▶
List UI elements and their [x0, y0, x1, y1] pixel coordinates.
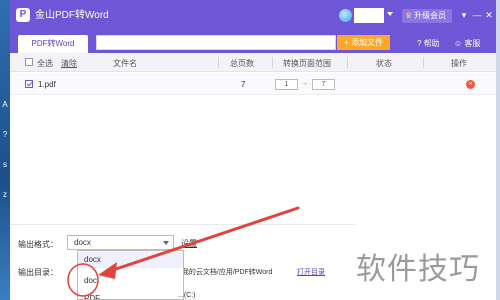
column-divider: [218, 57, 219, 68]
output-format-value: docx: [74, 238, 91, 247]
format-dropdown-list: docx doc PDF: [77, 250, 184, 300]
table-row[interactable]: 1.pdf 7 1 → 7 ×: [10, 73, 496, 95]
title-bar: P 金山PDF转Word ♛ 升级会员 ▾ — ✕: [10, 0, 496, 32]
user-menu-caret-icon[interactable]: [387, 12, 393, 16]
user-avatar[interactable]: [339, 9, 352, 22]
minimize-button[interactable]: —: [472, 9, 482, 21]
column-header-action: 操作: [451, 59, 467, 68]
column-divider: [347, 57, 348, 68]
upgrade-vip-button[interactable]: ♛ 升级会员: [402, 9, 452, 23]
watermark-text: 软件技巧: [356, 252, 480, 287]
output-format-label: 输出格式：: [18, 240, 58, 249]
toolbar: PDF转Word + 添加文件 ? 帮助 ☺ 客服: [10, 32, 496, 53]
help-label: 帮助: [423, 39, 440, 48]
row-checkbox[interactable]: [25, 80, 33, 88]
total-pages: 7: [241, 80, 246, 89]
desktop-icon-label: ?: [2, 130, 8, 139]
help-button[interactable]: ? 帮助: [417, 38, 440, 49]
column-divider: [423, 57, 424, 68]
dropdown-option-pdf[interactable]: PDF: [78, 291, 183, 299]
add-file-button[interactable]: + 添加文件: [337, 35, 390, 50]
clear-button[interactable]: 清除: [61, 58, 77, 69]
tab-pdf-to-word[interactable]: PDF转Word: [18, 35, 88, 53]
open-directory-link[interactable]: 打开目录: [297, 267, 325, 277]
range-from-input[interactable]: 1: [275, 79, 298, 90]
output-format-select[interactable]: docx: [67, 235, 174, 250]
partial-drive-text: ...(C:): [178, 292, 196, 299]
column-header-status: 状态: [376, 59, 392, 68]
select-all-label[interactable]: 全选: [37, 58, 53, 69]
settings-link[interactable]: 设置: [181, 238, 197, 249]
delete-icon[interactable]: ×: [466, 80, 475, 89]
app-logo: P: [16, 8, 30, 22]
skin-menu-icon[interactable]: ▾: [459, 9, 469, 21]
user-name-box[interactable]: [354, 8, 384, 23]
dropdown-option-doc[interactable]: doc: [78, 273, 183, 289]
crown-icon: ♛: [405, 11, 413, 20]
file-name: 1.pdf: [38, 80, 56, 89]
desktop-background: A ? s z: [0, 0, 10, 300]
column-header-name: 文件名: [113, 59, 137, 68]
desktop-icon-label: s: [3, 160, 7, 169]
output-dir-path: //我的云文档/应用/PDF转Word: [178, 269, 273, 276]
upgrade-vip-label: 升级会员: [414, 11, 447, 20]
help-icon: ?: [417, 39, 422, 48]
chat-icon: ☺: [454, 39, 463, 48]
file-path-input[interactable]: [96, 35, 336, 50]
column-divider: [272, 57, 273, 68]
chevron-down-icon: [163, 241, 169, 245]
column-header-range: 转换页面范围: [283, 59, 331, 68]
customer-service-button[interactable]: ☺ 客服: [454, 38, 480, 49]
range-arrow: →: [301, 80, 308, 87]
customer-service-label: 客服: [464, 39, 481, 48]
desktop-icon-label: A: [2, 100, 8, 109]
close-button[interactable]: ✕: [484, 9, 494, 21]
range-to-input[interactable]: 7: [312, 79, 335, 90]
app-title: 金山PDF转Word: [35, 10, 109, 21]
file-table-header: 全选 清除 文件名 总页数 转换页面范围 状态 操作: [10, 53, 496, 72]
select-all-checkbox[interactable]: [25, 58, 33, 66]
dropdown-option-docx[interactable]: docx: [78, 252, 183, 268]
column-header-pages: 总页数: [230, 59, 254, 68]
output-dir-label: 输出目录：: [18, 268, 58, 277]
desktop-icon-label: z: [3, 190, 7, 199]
◀
DIRECTIVE:
Could you reproduce every line of the entries above word for word, leaving out the picture?

EXERCISE OUTPUT:
List UI elements and their [x0, y0, x1, y1] pixel coordinates.
column-divider: [218, 57, 219, 68]
output-format-value: docx: [74, 238, 91, 247]
format-dropdown-list: docx doc PDF: [77, 250, 184, 300]
table-row[interactable]: 1.pdf 7 1 → 7 ×: [10, 73, 496, 95]
title-bar: P 金山PDF转Word ♛ 升级会员 ▾ — ✕: [10, 0, 496, 32]
user-menu-caret-icon[interactable]: [387, 12, 393, 16]
user-avatar[interactable]: [339, 9, 352, 22]
minimize-button[interactable]: —: [472, 9, 482, 21]
column-header-action: 操作: [451, 59, 467, 68]
column-divider: [347, 57, 348, 68]
upgrade-vip-button[interactable]: ♛ 升级会员: [402, 9, 452, 23]
watermark-text: 软件技巧: [356, 252, 480, 287]
output-format-label: 输出格式：: [18, 240, 58, 249]
toolbar: PDF转Word + 添加文件 ? 帮助 ☺ 客服: [10, 32, 496, 53]
help-label: 帮助: [423, 39, 440, 48]
row-checkbox[interactable]: [25, 80, 33, 88]
total-pages: 7: [241, 80, 246, 89]
desktop-icon-label: ?: [2, 130, 8, 139]
help-button[interactable]: ? 帮助: [417, 38, 440, 49]
column-divider: [423, 57, 424, 68]
dropdown-option-pdf[interactable]: PDF: [78, 291, 183, 299]
add-file-button[interactable]: + 添加文件: [337, 35, 390, 50]
clear-button[interactable]: 清除: [61, 58, 77, 69]
tab-pdf-to-word[interactable]: PDF转Word: [18, 35, 88, 53]
open-directory-link[interactable]: 打开目录: [297, 267, 325, 277]
range-from-input[interactable]: 1: [275, 79, 298, 90]
output-format-select[interactable]: docx: [67, 235, 174, 250]
partial-drive-text: ...(C:): [178, 292, 196, 299]
column-header-status: 状态: [376, 59, 392, 68]
select-all-label[interactable]: 全选: [37, 58, 53, 69]
settings-link[interactable]: 设置: [181, 238, 197, 249]
delete-icon[interactable]: ×: [466, 80, 475, 89]
app-logo: P: [16, 8, 30, 22]
skin-menu-icon[interactable]: ▾: [459, 9, 469, 21]
user-name-box[interactable]: [354, 8, 384, 23]
dropdown-option-doc[interactable]: doc: [78, 273, 183, 289]
crown-icon: ♛: [405, 11, 413, 20]
file-name: 1.pdf: [38, 80, 56, 89]
desktop-background: A ? s z: [0, 0, 10, 300]
column-header-name: 文件名: [113, 59, 137, 68]
desktop-icon-label: s: [3, 160, 7, 169]
output-dir-path: //我的云文档/应用/PDF转Word: [178, 269, 273, 276]
upgrade-vip-label: 升级会员: [414, 11, 447, 20]
help-icon: ?: [417, 39, 422, 48]
chat-icon: ☺: [454, 39, 463, 48]
file-path-input[interactable]: [96, 35, 336, 50]
column-divider: [272, 57, 273, 68]
chevron-down-icon: [163, 241, 169, 245]
column-header-range: 转换页面范围: [283, 59, 331, 68]
customer-service-button[interactable]: ☺ 客服: [454, 38, 480, 49]
range-arrow: →: [301, 80, 308, 87]
customer-service-label: 客服: [464, 39, 481, 48]
desktop-icon-label: A: [2, 100, 8, 109]
close-button[interactable]: ✕: [484, 9, 494, 21]
range-to-input[interactable]: 7: [312, 79, 335, 90]
app-title: 金山PDF转Word: [35, 10, 109, 21]
file-table-header: 全选 清除 文件名 总页数 转换页面范围 状态 操作: [10, 53, 496, 72]
select-all-checkbox[interactable]: [25, 58, 33, 66]
dropdown-option-docx[interactable]: docx: [78, 252, 183, 268]
column-header-pages: 总页数: [230, 59, 254, 68]
output-dir-label: 输出目录：: [18, 268, 58, 277]
desktop-icon-label: z: [3, 190, 7, 199]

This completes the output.